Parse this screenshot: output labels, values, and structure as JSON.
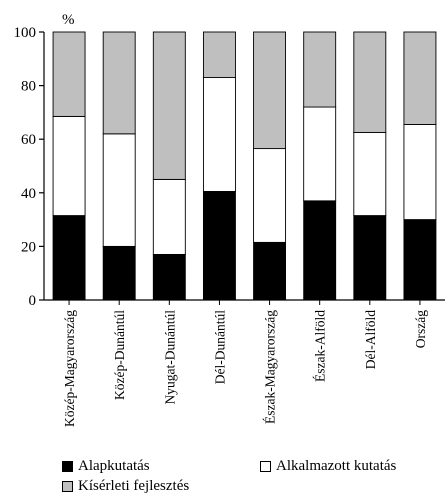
{
  "chart_data": {
    "type": "bar",
    "stacked": true,
    "unit": "%",
    "categories": [
      "Közép-Magyarország",
      "Közép-Dunántúl",
      "Nyugat-Dunántúl",
      "Dél-Dunántúl",
      "Észak-Magyarország",
      "Észak-Alföld",
      "Dél-Alföld",
      "Ország"
    ],
    "ylim": [
      0,
      100
    ],
    "yticks": [
      0,
      20,
      40,
      60,
      80,
      100
    ],
    "grid": false,
    "legend_position": "bottom",
    "series": [
      {
        "name": "Alapkutatás",
        "color": "#000000",
        "values": [
          31.5,
          20,
          17,
          40.5,
          21.5,
          37,
          31.5,
          30
        ]
      },
      {
        "name": "Alkalmazott kutatás",
        "color": "#ffffff",
        "values": [
          37,
          42,
          28,
          42.5,
          35,
          35,
          31,
          35.5
        ]
      },
      {
        "name": "Kísérleti fejlesztés",
        "color": "#bfbfbf",
        "values": [
          31.5,
          38,
          55,
          17,
          43.5,
          28,
          37.5,
          34.5
        ]
      }
    ]
  }
}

Aim:
Set the entries down again exactly. Do not include the images.

Correct answer:
Parse this screenshot: output labels, values, and structure as JSON.
{
  "chart_data": {
    "type": "bar",
    "stacked": true,
    "unit": "%",
    "categories": [
      "Közép-Magyarország",
      "Közép-Dunántúl",
      "Nyugat-Dunántúl",
      "Dél-Dunántúl",
      "Észak-Magyarország",
      "Észak-Alföld",
      "Dél-Alföld",
      "Ország"
    ],
    "ylim": [
      0,
      100
    ],
    "yticks": [
      0,
      20,
      40,
      60,
      80,
      100
    ],
    "grid": false,
    "legend_position": "bottom",
    "series": [
      {
        "name": "Alapkutatás",
        "color": "#000000",
        "values": [
          31.5,
          20,
          17,
          40.5,
          21.5,
          37,
          31.5,
          30
        ]
      },
      {
        "name": "Alkalmazott kutatás",
        "color": "#ffffff",
        "values": [
          37,
          42,
          28,
          42.5,
          35,
          35,
          31,
          35.5
        ]
      },
      {
        "name": "Kísérleti fejlesztés",
        "color": "#bfbfbf",
        "values": [
          31.5,
          38,
          55,
          17,
          43.5,
          28,
          37.5,
          34.5
        ]
      }
    ]
  }
}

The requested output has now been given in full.